-- start Data excerpts --

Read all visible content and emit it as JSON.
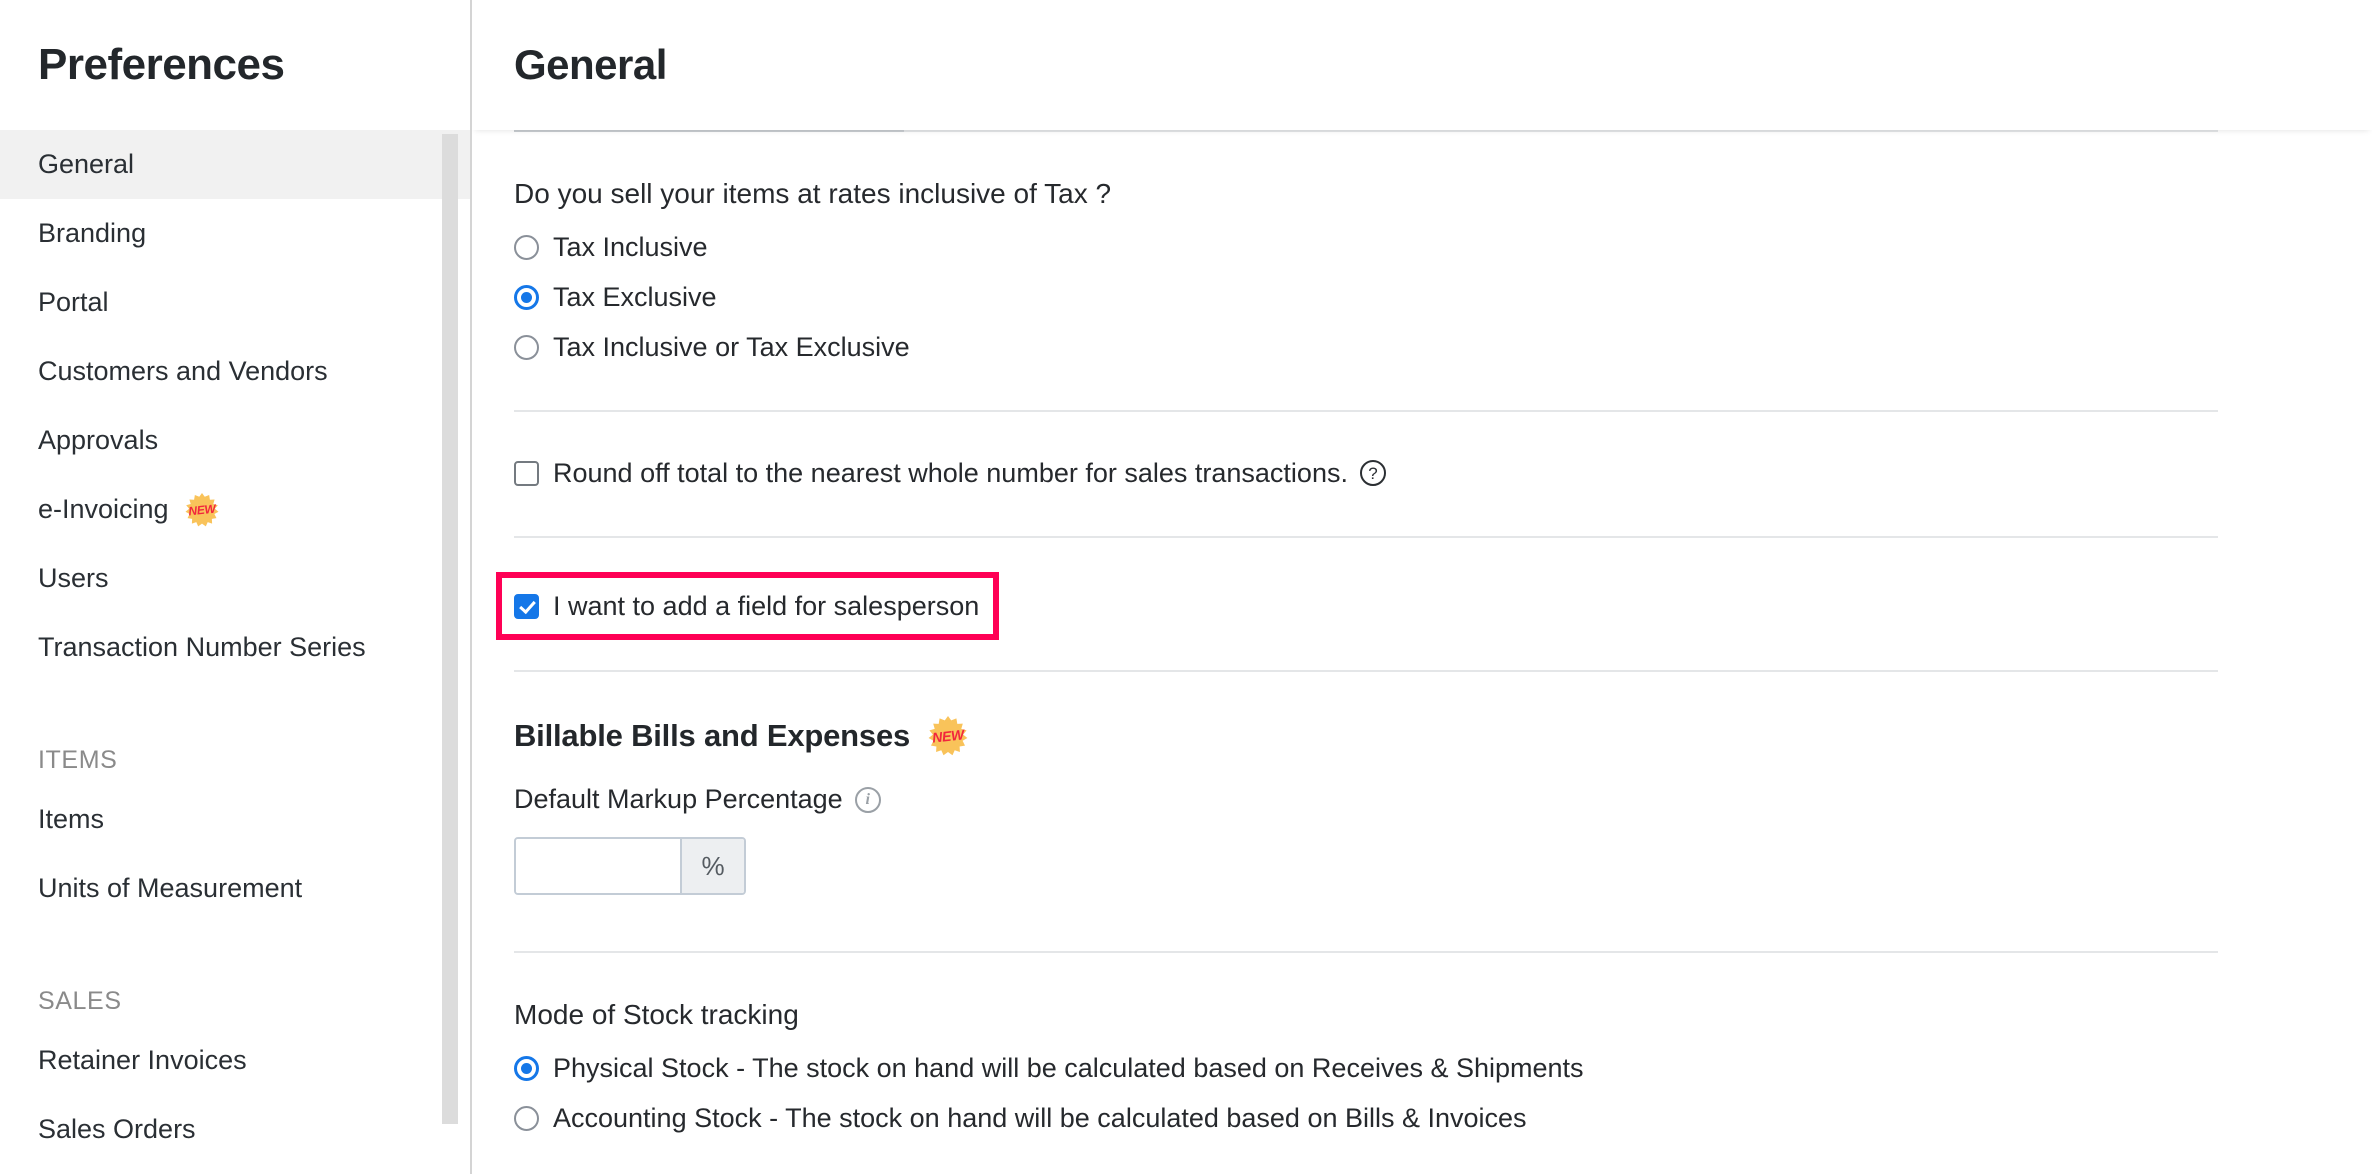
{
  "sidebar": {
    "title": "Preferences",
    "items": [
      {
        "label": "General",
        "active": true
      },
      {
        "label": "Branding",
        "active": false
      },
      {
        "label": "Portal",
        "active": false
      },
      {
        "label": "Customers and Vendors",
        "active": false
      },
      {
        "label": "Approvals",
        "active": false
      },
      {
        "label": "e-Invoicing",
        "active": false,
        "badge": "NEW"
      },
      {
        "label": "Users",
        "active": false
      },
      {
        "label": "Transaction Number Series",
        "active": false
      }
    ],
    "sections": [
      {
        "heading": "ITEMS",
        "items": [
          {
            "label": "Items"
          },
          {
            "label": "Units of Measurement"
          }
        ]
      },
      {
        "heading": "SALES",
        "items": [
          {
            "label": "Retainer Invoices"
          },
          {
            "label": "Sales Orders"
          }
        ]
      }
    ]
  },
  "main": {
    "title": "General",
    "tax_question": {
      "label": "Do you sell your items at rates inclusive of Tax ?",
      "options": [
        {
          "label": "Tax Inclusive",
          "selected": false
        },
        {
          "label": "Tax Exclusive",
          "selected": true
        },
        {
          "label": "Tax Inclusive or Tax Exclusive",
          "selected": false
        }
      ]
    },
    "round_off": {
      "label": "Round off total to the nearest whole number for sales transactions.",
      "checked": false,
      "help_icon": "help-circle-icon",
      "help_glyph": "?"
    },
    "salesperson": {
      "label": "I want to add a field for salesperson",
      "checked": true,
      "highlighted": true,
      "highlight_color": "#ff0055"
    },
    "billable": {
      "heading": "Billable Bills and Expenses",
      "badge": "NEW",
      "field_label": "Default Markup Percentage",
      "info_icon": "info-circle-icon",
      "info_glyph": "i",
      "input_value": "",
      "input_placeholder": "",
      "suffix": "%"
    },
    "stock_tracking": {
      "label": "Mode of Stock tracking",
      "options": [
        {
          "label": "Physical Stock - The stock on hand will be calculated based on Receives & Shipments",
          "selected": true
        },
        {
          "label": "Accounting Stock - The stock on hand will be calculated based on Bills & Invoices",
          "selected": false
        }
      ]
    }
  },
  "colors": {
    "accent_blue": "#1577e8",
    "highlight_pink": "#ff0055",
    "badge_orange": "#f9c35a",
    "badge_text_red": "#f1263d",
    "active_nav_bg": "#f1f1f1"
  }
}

-- end Data excerpts --
-- start Data excerpts --

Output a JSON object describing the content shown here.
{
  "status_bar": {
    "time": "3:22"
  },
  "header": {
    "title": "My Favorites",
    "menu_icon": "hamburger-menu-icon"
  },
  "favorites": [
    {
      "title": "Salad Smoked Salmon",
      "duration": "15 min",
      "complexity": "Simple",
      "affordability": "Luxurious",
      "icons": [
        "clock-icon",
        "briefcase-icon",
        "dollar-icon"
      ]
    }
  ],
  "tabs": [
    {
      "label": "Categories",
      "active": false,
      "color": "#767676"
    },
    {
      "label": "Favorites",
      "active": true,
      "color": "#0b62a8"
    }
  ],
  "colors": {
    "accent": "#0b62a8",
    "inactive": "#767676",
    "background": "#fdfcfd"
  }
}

-- end Data excerpts --

**Exercise objective**
Identify each line holding the string "circle", and copy it out.

**Response to the exercise**
      "help_icon": "help-circle-icon",
      "info_icon": "info-circle-icon",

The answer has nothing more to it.